L’immense majorité des linguistes vous le diront (les autres sont des menteurs) : l’accord du verbe avec un nom collectif est l’un des pires casse-tête que la langue française ait enfantés. Pour m'y être maintes fois cassé la mienne de tête, je peux témoigner de la difficulté de la chose. Pas étonnant, donc, que les mêmes linguistes se montrent la plupart du temps en désaccord sur cet accord à interprétation variable.
 
D’abord, qu’appelle-t-on un nom collectif ? Tout simplement, un nom au singulier qui désigne un ensemble d’individus ou d’objets. Bien singulier, me direz-vous. Et c’est justement là qu’est le hic. Le verbe qui suit le nom collectif doit-il s'accorder avec ce dernier, autrement dit s'écrire au singulier, ou au contraire, se mettre au pluriel pour la simple et sans doute bonne raison que ledit nom collectif met l'accent sur la pluralité ? 
J’ai longtemps fait partie de ces esprits cartésiens, voire étroits, n'ayons pas peur des maux, qui n’imaginaient pas un seul instant pouvoir unir un sujet singulier avec un verbe pluriel. Un tel attelage était inconcevable à mes yeux. Aujourd'hui, je l'avoue, j’avais tort. 

Le drame avec les noms collectifs, c’est qu’il en existe une multitude, que dis-je, une foultitude, une kyrielle, une infinité… D’une partie à la totalité, d’une dizaine à la majorité, d’un groupuscule à une armée, on les compte par centaines. Nuances et cas particuliers sont donc légion, ce qui ne concourt pas à éclaircir la compréhension de principes souvent accompagnés de frileuses mentions telles que « normalement », « en général », « en principe », « le plus souvent », « régulièrement » … Quoi de plus flou, en effet, que ces termes qui nous indiquent que c'est presque toujours... mais pas toujours ? Et comme à chaque fois que la règle flanche, c’est la logique qui est appelée à la rescousse. Encore faudrait-il que nous eussions la même.

Essayons tout de même de tracer quelques lignes directrices, car il en existe.  
— Les grammairiens avancent quasi groupés pour défendre l’idée que lorsque le nom collectif est employé seul, l’accord se fait « en général » avec ce dernier… , sauf si un complément du nom est sous-entendu. Notez que la chose n'est pas rare... 
— Ils nous disent également que l’accord avec le nom collectif est privilégié, mais pas imposé, quand il est précédé d’un article défini (la, le), d’un possessif (mon, ma, ton, ta, son, sa), d’un démonstratif (ce, cet, cette) ou d’un adjectif épithète. Dans ce cas, on estime que ces derniers renforcent l'importance du nom collectif dans la phrase. En revanche, l’accord au pluriel devient obligatoire quand le collectif est accompagné d’un attribut au pluriel. Exemple : une partie des participants sont des femmes.

Volets de l'exercice:
[1] Recopiez à l'identique, dans les enregistrements, tout ce qui va de la ligne contenant « divider-tick — [1297, 748, 1299, 750] » jusqu'à la ligne contenant « annotation-circle-w39 — [941, 547, 1191, 794] », ces deux lignes incluses.
[2] Rédigez la suite du texte sur l'accord du verbe avec un nom collectif, en reprenant juste après sa dernière phrase.

Enregistrements à traiter:
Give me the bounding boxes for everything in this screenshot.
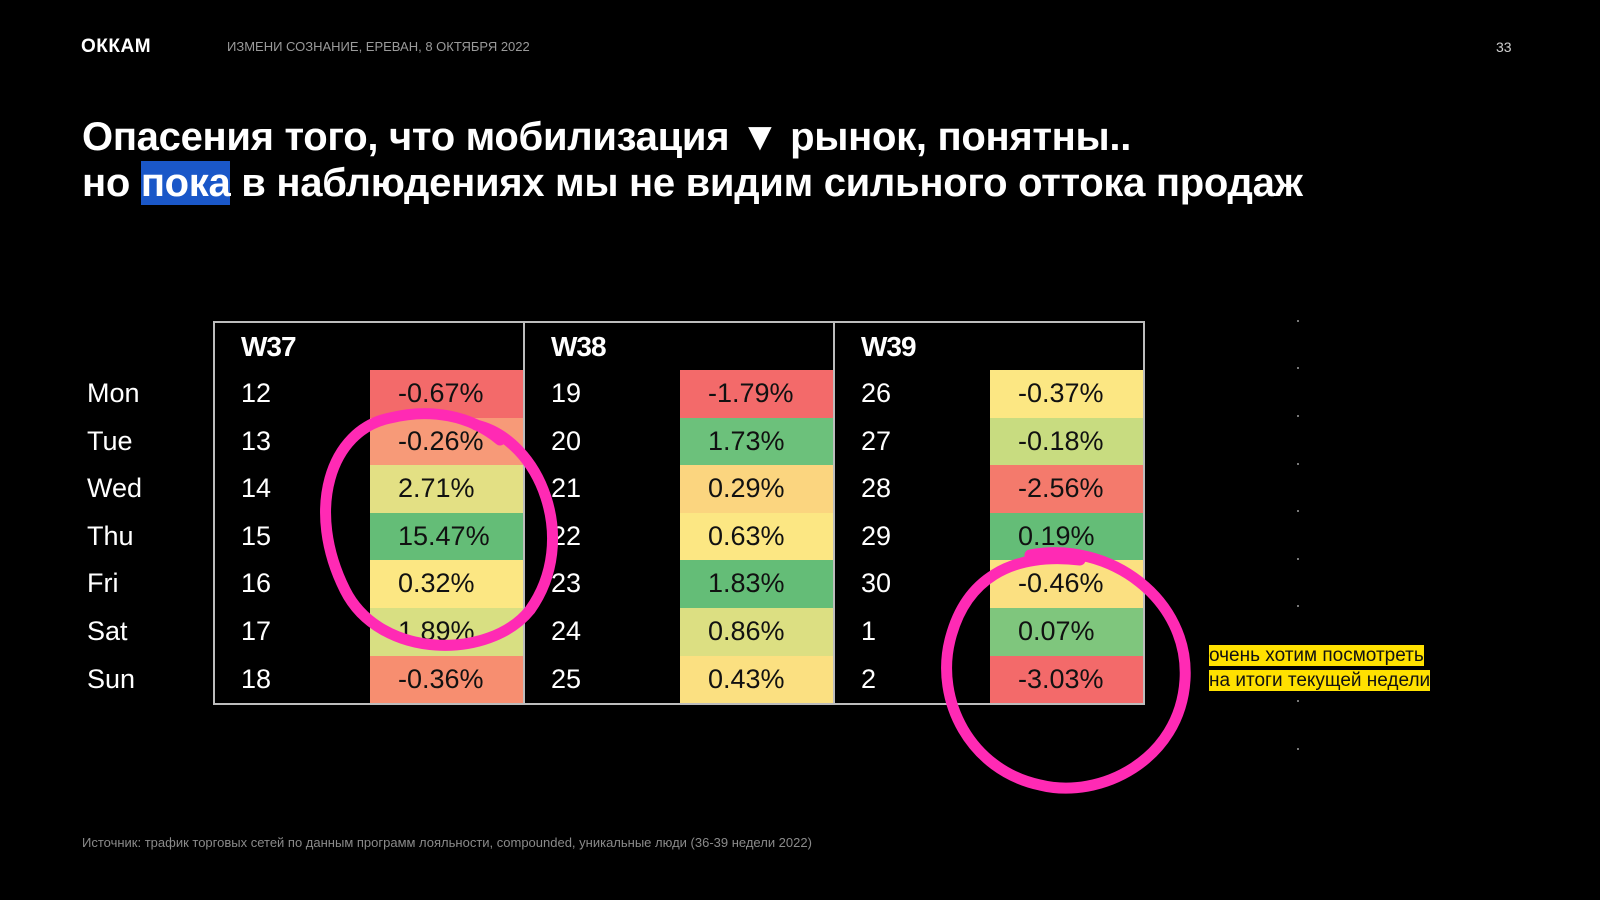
divider-tick — [1297, 748, 1299, 750]
date-cell: 12 — [241, 378, 272, 408]
day-labels: Mon Tue Wed Thu Fri Sat Sun — [87, 370, 142, 703]
date-cell: 15 — [241, 520, 272, 551]
source-footnote: Источник: трафик торговых сетей по данны… — [82, 835, 812, 850]
annotation-circle-w39 — [941, 547, 1191, 794]
week-column: W39 26 -0.37% 27 -0.18% 28 -2.56% 29 0.19% 30 -0.4… — [835, 323, 1143, 704]
week-header: W37 — [241, 331, 297, 362]
date-cell: 19 — [551, 378, 582, 408]
title-line-2-suffix: в наблюдениях мы не видим сильного отток… — [230, 161, 1303, 205]
day-label: Tue — [87, 425, 133, 456]
date-cell: 18 — [241, 663, 272, 694]
change-cell: 0.63% — [680, 512, 833, 561]
table-row: 27 -0.18% — [835, 417, 1143, 466]
table-row: 26 -0.37% — [835, 370, 1143, 418]
date-cell: 1 — [861, 615, 877, 646]
change-cell: 15.47% — [370, 512, 523, 561]
table-row: 12 -0.67% — [215, 370, 523, 418]
change-cell: -0.37% — [990, 370, 1143, 418]
table-row: 25 0.43% — [525, 655, 833, 704]
table-row: 22 0.63% — [525, 512, 833, 561]
okkam-logo: ОККАМ — [81, 36, 152, 57]
date-cell: 21 — [551, 473, 582, 504]
table-row: 1 0.07% — [835, 607, 1143, 656]
divider-tick — [1297, 415, 1299, 417]
table-row: 23 1.83% — [525, 560, 833, 608]
date-cell: 17 — [241, 615, 272, 646]
title-line-1: Опасения того, что мобилизация ▼ рынок, … — [82, 115, 1132, 159]
annotation-circle-w37 — [320, 408, 558, 651]
divider-tick — [1297, 605, 1299, 607]
date-cell: 2 — [861, 663, 877, 694]
change-cell: -2.56% — [990, 465, 1143, 513]
page-number: 33 — [1496, 39, 1512, 55]
table-row: 28 -2.56% — [835, 465, 1143, 513]
table-row: 15 15.47% — [215, 512, 523, 561]
date-cell: 16 — [241, 568, 272, 599]
change-cell: 0.86% — [680, 607, 833, 656]
week-header: W39 — [861, 331, 917, 362]
title-line-2: но пока в наблюдениях мы не видим сильно… — [82, 160, 1303, 206]
title-highlight: пока — [140, 161, 231, 205]
change-cell: -1.79% — [680, 370, 833, 418]
table-row: 16 0.32% — [215, 560, 523, 608]
date-cell: 29 — [861, 520, 892, 551]
date-cell: 23 — [551, 568, 582, 599]
day-label: Thu — [87, 520, 134, 551]
event-caption: ИЗМЕНИ СОЗНАНИЕ, ЕРЕВАН, 8 ОКТЯБРЯ 2022 — [227, 39, 530, 54]
table-row: 19 -1.79% — [525, 370, 833, 418]
note-line-1: очень хотим посмотреть — [1209, 645, 1424, 666]
title-line-2-prefix: но — [82, 161, 141, 205]
date-cell: 28 — [861, 473, 892, 504]
divider-tick — [1297, 463, 1299, 465]
table-row: 21 0.29% — [525, 465, 833, 513]
table-row: 2 -3.03% — [835, 655, 1143, 704]
change-cell: -0.67% — [370, 370, 523, 418]
table-row: 24 0.86% — [525, 607, 833, 656]
change-cell: 0.32% — [370, 560, 523, 608]
change-cell: 1.73% — [680, 417, 833, 466]
change-cell: 2.71% — [370, 465, 523, 513]
date-cell: 26 — [861, 378, 892, 408]
date-cell: 13 — [241, 425, 272, 456]
day-label: Wed — [87, 473, 143, 504]
divider-tick — [1297, 558, 1299, 560]
day-label: Mon — [87, 378, 140, 408]
divider-tick — [1297, 320, 1299, 322]
date-cell: 14 — [241, 473, 272, 504]
change-cell: -0.36% — [370, 655, 523, 704]
divider-tick — [1297, 510, 1299, 512]
date-cell: 27 — [861, 425, 892, 456]
table-row: 18 -0.36% — [215, 655, 523, 704]
slide-title: Опасения того, что мобилизация ▼ рынок, … — [82, 114, 1303, 206]
change-cell: 1.83% — [680, 560, 833, 608]
table-row: 14 2.71% — [215, 465, 523, 513]
date-cell: 20 — [551, 425, 582, 456]
change-cell: -0.18% — [990, 417, 1143, 466]
day-label: Fri — [87, 568, 119, 599]
date-cell: 25 — [551, 663, 582, 694]
date-cell: 30 — [861, 568, 892, 599]
week-column: W38 19 -1.79% 20 1.73% 21 0.29% 22 0.63% 23 1.83% 2… — [525, 323, 835, 704]
day-label: Sun — [87, 663, 136, 694]
divider-tick — [1297, 367, 1299, 369]
table-row: 20 1.73% — [525, 417, 833, 466]
change-cell: 0.07% — [990, 607, 1143, 656]
change-cell: 0.29% — [680, 465, 833, 513]
note-line-2: на итоги текущей недели — [1209, 670, 1431, 691]
change-cell: 0.43% — [680, 655, 833, 704]
divider-tick — [1297, 700, 1299, 702]
day-label: Sat — [87, 615, 128, 646]
change-cell: -3.03% — [990, 655, 1143, 704]
note-callout: очень хотим посмотреть на итоги текущей … — [1209, 643, 1431, 693]
week-header: W38 — [551, 331, 607, 362]
date-cell: 24 — [551, 615, 582, 646]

Réponses attendues:
[1]
divider-tick — [1297, 748, 1299, 750]
date-cell: 12 — [241, 378, 272, 408]
day-labels: Mon Tue Wed Thu Fri Sat Sun — [87, 370, 142, 703]
date-cell: 15 — [241, 520, 272, 551]
source-footnote: Источник: трафик торговых сетей по данны… — [82, 835, 812, 850]
annotation-circle-w39 — [941, 547, 1191, 794]

[2]
— Lorsque le collectif est précédé d’un article indéfini (un, une), l’accord peut se faire avec le collectif, et donc au singulier, si l’idée de la globalité prédomine, ou avec le complément si l’on veut insister sur la notion de pluralité. Exemples : « une foule de manifestants s’est introduite dans la préfecture » ou « une foule de manifestants se sont introduits dans la préfecture ». À vous de voir  ! Dans l'histoire, le seul qui n'a pas le choix, c'est le préfet.
— Autre principe : l’accord au pluriel est imposé après « la plupart », qu’il soit ou non accompagné d’un complément. Il est fortement préconisé avec « comme tant de », « quantité de », « nombre de », « un grand nombre de », « beaucoup de », « peu de », « trop de », « tant de », « bien des », « la majeure partie de ». 
— De nombreux grammairiens, tels que Grevisse, Girodet, Thomas ou Jouette, estiment qu’après « la majorité » ou « la minorité », l’accord se fait « généralement » au singulier (notez bien le « généralement »), en particulier si ces deux noms collectifs sont pris au sens strictement mathématique et expriment une quantité précise. Le pluriel est préféré dans le cas contraire, lorsqu’il s'agit d'une valeur approximative. Ce principe vaut pour les noms collectifs fractionnaires « moitié », « tiers », « quart » , etc.

Sommes-nous beaucoup plus avancés ? Pas vraiment, tant la subjectivité occupe une place déterminante dans le choix de l’accord. 
Doit-on dire : 
« Une infinité d’étoiles illumine le ciel » ou « une infinité d’étoiles illuminent le ciel » ? 
« Une grande partie des électeurs s’est mobilisée » ou « une grande partie des électeurs se sont mobilisés » ? 
« La majorité des Français a perdu confiance » ou « la majorité des Français ont perdu confiance » ?

À votre bon sens, m’sieurs dames !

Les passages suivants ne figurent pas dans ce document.